━━ INFORMATION SUPPLIED ━━

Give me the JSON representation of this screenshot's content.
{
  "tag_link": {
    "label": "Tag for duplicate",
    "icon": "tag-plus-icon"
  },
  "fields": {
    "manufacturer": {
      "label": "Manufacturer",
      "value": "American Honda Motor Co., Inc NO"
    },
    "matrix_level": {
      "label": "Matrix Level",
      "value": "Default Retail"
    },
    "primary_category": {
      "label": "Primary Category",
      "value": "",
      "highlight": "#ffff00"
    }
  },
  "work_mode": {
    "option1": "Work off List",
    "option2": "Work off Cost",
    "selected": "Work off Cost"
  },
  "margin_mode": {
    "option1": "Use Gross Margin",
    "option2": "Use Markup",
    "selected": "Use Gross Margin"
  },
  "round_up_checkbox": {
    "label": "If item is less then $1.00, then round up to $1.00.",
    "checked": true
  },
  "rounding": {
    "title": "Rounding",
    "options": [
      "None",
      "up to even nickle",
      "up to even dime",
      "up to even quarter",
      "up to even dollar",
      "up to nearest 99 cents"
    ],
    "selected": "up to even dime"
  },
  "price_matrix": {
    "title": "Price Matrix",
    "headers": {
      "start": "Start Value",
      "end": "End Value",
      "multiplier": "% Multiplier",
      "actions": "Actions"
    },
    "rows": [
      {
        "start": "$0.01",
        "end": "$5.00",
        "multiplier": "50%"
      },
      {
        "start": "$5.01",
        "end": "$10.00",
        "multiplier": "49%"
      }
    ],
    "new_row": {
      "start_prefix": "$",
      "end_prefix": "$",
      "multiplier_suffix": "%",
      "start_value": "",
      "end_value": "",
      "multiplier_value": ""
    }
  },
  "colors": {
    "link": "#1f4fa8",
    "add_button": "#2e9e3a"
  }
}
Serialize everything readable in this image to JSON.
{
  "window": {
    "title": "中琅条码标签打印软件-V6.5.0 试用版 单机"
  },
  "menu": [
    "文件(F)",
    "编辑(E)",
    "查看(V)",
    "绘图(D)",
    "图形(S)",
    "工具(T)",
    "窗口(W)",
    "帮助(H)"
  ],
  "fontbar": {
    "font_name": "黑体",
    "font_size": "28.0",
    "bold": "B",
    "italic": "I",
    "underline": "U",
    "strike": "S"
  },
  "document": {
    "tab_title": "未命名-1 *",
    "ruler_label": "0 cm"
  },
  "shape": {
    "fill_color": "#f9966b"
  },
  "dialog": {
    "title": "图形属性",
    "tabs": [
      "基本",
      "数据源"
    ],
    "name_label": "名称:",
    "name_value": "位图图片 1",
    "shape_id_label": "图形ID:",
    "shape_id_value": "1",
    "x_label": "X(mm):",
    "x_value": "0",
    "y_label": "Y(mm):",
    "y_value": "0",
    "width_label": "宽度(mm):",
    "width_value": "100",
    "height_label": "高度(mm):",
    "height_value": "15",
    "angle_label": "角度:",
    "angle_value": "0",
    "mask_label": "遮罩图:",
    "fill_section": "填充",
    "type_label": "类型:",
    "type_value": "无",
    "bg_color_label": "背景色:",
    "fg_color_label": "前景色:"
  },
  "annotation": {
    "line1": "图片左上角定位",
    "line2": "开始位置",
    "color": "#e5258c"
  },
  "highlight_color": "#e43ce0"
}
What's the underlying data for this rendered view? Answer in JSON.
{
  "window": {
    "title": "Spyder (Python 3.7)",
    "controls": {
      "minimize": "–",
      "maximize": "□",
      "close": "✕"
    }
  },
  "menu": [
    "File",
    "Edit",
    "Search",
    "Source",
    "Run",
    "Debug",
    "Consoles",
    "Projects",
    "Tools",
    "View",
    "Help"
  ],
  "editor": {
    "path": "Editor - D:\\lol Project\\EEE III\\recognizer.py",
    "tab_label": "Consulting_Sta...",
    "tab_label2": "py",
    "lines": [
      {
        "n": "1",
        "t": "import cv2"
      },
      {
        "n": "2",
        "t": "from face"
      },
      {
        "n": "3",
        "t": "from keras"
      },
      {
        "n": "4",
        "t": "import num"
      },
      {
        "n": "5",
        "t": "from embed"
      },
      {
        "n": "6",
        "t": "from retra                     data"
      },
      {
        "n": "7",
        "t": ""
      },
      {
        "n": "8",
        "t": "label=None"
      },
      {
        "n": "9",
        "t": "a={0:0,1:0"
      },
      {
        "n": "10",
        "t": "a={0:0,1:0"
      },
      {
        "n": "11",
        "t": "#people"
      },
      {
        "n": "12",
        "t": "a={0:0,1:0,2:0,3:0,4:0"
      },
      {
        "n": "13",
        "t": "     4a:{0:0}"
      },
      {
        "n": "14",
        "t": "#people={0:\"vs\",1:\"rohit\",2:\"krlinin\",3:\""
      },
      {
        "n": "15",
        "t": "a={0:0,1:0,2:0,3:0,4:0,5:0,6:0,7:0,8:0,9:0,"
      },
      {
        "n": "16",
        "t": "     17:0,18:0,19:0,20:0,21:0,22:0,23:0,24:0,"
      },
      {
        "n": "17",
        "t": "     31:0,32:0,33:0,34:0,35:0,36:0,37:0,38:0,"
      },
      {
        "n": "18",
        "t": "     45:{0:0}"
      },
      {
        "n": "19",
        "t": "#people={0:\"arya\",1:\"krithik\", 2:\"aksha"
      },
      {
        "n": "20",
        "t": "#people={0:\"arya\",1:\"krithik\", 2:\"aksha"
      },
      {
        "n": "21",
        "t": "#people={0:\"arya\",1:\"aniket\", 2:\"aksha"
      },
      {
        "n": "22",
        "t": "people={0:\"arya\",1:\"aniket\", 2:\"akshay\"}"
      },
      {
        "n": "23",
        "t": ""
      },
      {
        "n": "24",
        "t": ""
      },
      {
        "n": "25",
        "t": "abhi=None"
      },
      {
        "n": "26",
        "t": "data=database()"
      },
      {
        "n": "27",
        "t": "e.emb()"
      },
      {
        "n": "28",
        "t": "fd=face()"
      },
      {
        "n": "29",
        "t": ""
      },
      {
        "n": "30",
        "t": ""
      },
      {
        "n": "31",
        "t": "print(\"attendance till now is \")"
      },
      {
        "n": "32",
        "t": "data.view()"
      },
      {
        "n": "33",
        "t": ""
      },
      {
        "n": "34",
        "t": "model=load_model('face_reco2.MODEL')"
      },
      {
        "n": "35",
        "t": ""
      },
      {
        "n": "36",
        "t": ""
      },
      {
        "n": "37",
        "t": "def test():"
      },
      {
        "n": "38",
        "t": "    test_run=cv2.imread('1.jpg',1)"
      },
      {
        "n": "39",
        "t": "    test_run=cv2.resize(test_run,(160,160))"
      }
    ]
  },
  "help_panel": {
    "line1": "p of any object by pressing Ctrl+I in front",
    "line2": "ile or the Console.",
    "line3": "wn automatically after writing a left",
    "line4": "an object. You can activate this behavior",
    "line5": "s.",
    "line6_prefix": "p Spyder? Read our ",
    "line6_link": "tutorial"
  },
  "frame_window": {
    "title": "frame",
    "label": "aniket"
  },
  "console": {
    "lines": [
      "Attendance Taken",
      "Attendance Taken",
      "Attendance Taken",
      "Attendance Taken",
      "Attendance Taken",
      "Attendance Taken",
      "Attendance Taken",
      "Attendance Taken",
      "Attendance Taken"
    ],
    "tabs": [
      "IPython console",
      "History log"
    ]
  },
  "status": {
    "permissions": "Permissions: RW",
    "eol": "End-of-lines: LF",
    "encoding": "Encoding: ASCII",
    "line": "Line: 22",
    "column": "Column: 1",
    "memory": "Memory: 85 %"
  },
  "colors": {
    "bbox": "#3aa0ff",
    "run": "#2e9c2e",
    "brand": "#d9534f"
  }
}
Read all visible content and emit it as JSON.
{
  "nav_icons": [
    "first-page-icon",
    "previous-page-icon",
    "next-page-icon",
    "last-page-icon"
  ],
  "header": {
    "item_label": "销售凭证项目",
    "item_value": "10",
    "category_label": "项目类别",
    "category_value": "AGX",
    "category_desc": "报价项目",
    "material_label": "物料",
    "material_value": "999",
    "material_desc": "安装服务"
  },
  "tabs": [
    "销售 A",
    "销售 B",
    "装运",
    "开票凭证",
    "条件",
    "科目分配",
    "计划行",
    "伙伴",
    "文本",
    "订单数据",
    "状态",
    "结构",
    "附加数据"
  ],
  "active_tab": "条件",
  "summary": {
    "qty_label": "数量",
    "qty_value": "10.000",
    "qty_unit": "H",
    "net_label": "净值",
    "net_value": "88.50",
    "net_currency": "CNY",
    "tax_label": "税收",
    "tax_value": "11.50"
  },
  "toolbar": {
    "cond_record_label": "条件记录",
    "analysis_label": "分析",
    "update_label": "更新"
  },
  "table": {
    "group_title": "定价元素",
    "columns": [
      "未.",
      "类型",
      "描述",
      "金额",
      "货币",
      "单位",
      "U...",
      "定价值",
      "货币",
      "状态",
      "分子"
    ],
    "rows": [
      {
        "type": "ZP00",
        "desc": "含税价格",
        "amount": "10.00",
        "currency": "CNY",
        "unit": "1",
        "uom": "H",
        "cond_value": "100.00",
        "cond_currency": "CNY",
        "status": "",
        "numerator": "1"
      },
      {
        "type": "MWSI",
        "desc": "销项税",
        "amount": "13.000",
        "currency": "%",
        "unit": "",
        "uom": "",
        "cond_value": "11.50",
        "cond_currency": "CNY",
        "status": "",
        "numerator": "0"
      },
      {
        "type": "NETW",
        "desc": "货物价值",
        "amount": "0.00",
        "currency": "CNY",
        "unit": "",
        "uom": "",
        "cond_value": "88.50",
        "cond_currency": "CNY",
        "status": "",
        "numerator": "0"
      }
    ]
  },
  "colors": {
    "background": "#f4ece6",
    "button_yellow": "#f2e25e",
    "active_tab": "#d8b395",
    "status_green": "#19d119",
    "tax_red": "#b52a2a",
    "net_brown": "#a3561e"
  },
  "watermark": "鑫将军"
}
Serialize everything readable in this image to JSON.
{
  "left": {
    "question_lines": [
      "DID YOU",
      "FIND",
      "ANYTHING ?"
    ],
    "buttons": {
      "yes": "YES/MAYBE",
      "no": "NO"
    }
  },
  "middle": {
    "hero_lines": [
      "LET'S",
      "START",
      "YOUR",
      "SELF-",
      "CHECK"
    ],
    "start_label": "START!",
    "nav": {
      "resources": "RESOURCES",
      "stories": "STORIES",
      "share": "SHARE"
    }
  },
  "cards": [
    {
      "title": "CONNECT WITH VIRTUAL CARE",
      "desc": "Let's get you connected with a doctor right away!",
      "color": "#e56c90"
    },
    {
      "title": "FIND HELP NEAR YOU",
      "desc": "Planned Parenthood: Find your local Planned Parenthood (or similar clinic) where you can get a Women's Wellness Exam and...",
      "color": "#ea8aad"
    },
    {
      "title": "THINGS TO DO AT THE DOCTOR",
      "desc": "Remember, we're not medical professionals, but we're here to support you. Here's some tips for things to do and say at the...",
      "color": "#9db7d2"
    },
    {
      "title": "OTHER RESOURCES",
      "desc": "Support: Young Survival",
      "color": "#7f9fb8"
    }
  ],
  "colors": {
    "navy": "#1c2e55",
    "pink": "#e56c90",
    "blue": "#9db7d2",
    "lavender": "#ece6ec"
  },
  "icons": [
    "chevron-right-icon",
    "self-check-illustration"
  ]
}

━━━

SET EXERCISE:
Search the records for the word "Cost". Copy every line that has it.

PROBLEM SOLUTION:
    "option2": "Work off Cost",
    "selected": "Work off Cost"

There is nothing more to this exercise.